**Recorded information:**
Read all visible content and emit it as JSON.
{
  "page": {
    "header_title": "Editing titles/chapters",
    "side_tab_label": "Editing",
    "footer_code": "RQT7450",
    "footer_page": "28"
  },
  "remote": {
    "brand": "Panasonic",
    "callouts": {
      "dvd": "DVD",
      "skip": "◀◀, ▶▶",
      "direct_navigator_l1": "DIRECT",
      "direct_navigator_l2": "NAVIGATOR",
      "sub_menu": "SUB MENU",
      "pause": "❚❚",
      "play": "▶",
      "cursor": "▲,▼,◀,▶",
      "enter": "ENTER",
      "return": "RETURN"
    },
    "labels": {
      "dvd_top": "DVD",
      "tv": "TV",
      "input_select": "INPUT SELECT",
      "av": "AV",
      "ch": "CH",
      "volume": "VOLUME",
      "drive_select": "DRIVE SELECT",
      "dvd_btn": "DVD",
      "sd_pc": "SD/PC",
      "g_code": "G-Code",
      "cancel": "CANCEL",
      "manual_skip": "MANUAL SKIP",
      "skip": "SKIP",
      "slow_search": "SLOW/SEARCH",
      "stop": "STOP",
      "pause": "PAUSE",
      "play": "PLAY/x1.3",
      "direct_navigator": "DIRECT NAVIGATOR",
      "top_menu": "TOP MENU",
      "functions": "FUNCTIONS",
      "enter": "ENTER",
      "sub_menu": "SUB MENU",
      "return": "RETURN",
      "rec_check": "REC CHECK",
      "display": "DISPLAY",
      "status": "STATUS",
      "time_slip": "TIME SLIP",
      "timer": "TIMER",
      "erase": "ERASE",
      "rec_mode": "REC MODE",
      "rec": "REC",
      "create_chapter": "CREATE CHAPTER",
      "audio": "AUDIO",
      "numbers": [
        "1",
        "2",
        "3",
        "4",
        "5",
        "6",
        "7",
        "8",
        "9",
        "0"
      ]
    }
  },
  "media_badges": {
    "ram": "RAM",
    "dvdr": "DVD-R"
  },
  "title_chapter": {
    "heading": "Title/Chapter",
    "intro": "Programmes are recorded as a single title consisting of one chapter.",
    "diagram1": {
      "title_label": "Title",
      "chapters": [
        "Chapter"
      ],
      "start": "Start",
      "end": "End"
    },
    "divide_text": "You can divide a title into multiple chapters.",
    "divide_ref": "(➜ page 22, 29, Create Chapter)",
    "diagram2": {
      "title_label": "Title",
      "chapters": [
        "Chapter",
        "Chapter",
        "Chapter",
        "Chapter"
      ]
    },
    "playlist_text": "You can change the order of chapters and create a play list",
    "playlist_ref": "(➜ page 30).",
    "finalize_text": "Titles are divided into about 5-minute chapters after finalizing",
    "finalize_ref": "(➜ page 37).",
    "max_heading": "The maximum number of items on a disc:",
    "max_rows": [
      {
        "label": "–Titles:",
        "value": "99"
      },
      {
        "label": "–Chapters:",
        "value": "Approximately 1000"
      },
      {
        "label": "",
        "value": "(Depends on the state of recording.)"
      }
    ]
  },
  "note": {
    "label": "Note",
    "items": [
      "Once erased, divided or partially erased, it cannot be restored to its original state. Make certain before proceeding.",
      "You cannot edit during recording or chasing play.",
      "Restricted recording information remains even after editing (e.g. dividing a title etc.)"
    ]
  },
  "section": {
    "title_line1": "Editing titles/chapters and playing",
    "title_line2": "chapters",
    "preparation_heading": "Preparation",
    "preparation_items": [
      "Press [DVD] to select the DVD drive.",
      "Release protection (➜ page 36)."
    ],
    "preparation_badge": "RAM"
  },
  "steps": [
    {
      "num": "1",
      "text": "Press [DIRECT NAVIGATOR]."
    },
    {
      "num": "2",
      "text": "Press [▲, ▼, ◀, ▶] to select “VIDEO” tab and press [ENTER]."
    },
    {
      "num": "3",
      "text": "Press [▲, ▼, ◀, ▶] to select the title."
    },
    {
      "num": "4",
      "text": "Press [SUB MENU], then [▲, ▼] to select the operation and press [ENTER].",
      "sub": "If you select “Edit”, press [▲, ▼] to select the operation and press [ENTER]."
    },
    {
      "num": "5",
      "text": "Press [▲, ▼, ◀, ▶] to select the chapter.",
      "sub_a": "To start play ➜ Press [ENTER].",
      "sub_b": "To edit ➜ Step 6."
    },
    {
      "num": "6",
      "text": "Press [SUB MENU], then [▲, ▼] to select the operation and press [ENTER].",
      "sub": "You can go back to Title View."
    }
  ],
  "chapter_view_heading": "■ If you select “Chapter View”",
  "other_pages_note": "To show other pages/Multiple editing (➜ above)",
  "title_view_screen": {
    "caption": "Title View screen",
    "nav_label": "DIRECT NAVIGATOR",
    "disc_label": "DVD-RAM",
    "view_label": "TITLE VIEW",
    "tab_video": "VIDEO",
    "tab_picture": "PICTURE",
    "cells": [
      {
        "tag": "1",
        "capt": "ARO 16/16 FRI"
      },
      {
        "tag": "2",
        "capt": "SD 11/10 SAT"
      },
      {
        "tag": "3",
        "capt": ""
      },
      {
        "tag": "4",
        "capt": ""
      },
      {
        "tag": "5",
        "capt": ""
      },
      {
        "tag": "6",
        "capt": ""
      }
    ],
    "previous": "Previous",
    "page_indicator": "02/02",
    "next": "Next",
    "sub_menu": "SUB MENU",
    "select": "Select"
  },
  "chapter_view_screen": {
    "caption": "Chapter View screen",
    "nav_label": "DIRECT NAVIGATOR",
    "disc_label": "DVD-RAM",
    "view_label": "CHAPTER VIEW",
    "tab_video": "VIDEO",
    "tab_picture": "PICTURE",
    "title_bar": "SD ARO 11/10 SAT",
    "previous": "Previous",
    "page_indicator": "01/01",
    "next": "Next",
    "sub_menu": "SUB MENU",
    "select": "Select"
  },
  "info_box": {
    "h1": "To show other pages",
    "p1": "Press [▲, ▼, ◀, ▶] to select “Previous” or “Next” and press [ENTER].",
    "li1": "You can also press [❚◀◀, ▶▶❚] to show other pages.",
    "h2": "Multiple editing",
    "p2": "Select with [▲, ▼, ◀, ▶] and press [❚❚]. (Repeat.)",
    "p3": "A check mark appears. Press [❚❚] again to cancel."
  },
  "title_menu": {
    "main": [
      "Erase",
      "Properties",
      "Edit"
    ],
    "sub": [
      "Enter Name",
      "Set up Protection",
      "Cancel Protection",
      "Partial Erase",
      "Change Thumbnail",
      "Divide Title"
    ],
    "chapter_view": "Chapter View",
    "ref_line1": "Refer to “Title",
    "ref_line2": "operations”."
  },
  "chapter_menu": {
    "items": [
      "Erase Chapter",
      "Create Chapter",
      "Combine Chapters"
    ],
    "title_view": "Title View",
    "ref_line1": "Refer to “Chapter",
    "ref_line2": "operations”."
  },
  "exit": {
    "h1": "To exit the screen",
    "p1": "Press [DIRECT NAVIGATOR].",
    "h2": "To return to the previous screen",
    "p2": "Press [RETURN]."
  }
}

**Task statement:** Every line in the data that holds "divided" should be copied out.

**Written reply:**
    "finalize_text": "Titles are divided into about 5-minute chapters after finalizing",
      "Once erased, divided or partially erased, it cannot be restored to its original state. Make certain before proceeding.",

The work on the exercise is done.